→ **EXERCISE**:
The records below hold pictures; please leave those out and retype the rest exactly.

Dataset records on visual material:
------------

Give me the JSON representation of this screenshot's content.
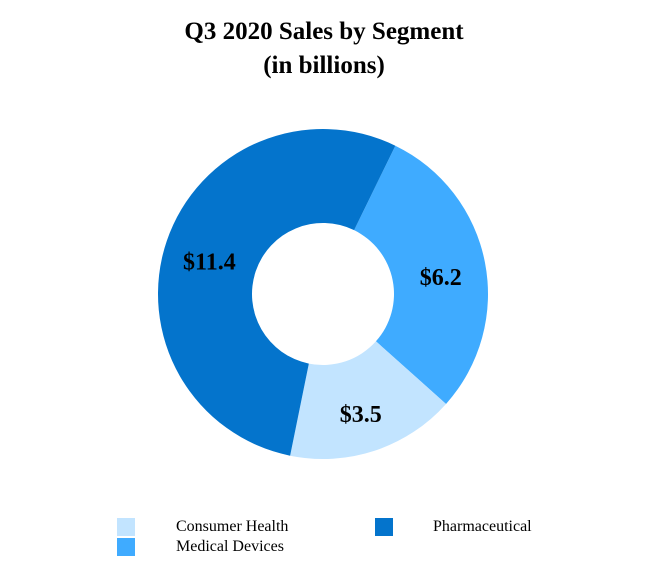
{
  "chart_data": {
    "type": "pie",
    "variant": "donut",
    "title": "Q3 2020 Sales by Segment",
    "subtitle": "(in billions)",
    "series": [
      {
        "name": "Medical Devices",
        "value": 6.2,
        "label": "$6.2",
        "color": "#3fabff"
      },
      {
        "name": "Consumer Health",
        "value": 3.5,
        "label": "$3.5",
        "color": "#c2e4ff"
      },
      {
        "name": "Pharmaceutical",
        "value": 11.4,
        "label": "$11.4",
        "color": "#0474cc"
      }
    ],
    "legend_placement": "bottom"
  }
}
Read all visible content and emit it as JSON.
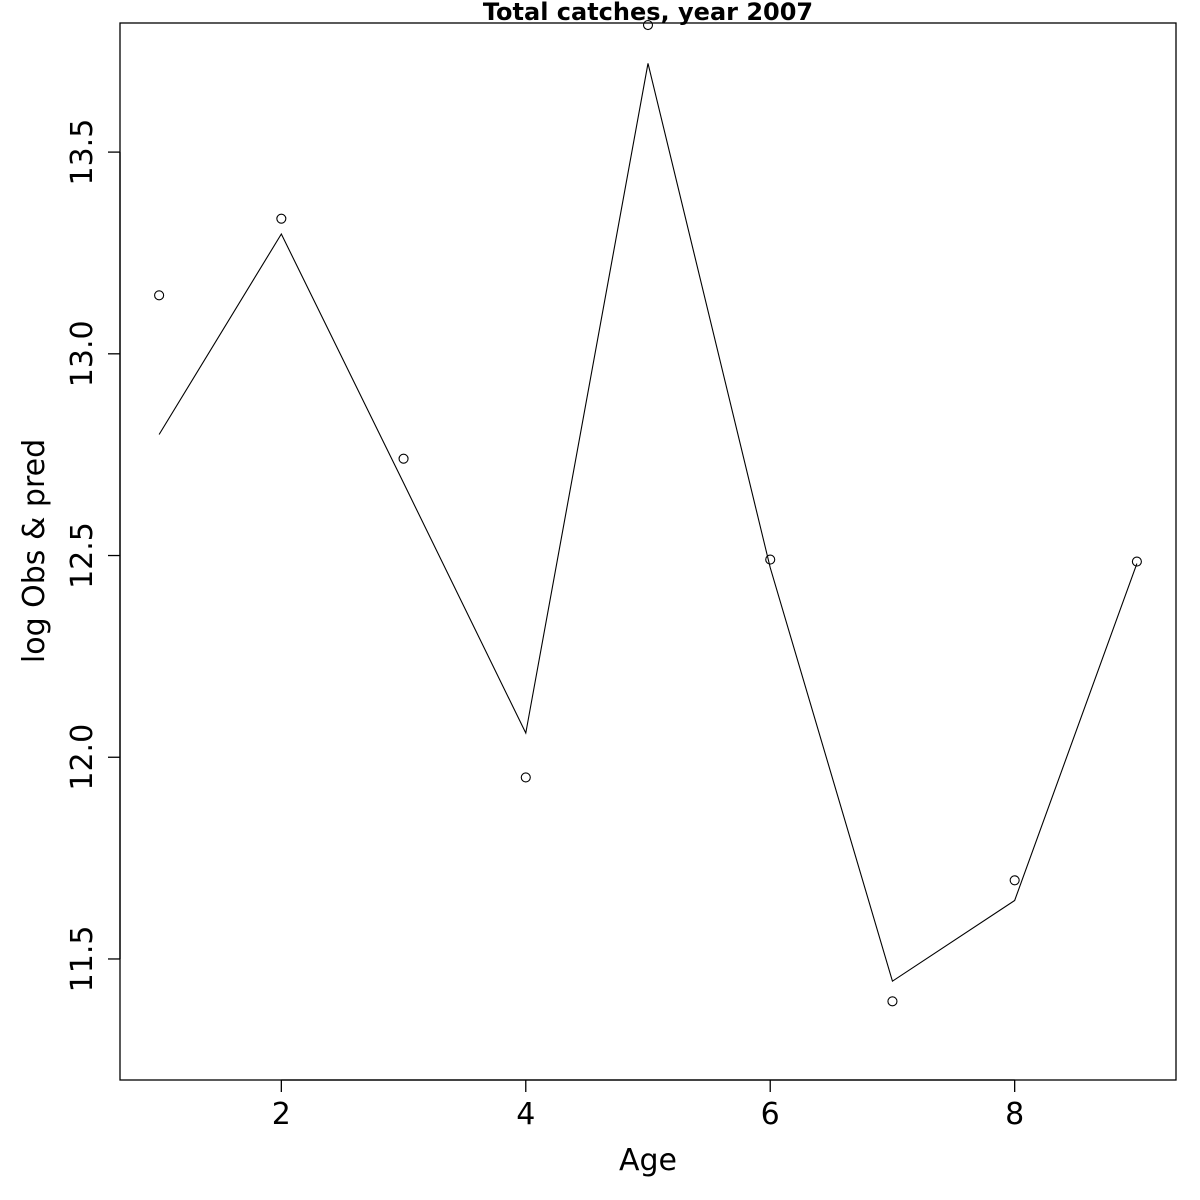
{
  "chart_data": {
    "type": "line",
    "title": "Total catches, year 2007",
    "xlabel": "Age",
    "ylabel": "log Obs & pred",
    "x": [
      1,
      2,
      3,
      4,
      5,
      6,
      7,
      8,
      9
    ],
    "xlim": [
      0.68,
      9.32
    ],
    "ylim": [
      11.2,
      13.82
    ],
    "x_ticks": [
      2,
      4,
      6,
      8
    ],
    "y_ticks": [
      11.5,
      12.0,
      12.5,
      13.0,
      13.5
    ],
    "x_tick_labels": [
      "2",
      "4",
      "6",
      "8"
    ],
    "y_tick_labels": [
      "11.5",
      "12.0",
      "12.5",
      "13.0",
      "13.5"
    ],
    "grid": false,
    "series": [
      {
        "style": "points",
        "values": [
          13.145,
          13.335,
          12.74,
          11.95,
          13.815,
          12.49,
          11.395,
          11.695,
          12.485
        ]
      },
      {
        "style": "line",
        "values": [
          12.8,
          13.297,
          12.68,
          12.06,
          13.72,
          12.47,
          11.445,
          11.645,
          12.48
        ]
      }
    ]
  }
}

------------

→ **ANSWER IN FULL**:
Give me the JSON representation of this screenshot's content.
{
  "chart_data": {
    "type": "pie",
    "variant": "donut",
    "title": "Q3 2020 Sales by Segment",
    "subtitle": "(in billions)",
    "series": [
      {
        "name": "Medical Devices",
        "value": 6.2,
        "label": "$6.2",
        "color": "#3fabff"
      },
      {
        "name": "Consumer Health",
        "value": 3.5,
        "label": "$3.5",
        "color": "#c2e4ff"
      },
      {
        "name": "Pharmaceutical",
        "value": 11.4,
        "label": "$11.4",
        "color": "#0474cc"
      }
    ],
    "legend_placement": "bottom"
  }
}
Read all visible content and emit it as JSON.
{
  "chart_data": {
    "type": "line",
    "title": "Total catches, year 2007",
    "xlabel": "Age",
    "ylabel": "log Obs & pred",
    "x": [
      1,
      2,
      3,
      4,
      5,
      6,
      7,
      8,
      9
    ],
    "xlim": [
      0.68,
      9.32
    ],
    "ylim": [
      11.2,
      13.82
    ],
    "x_ticks": [
      2,
      4,
      6,
      8
    ],
    "y_ticks": [
      11.5,
      12.0,
      12.5,
      13.0,
      13.5
    ],
    "x_tick_labels": [
      "2",
      "4",
      "6",
      "8"
    ],
    "y_tick_labels": [
      "11.5",
      "12.0",
      "12.5",
      "13.0",
      "13.5"
    ],
    "grid": false,
    "series": [
      {
        "style": "points",
        "values": [
          13.145,
          13.335,
          12.74,
          11.95,
          13.815,
          12.49,
          11.395,
          11.695,
          12.485
        ]
      },
      {
        "style": "line",
        "values": [
          12.8,
          13.297,
          12.68,
          12.06,
          13.72,
          12.47,
          11.445,
          11.645,
          12.48
        ]
      }
    ]
  }
}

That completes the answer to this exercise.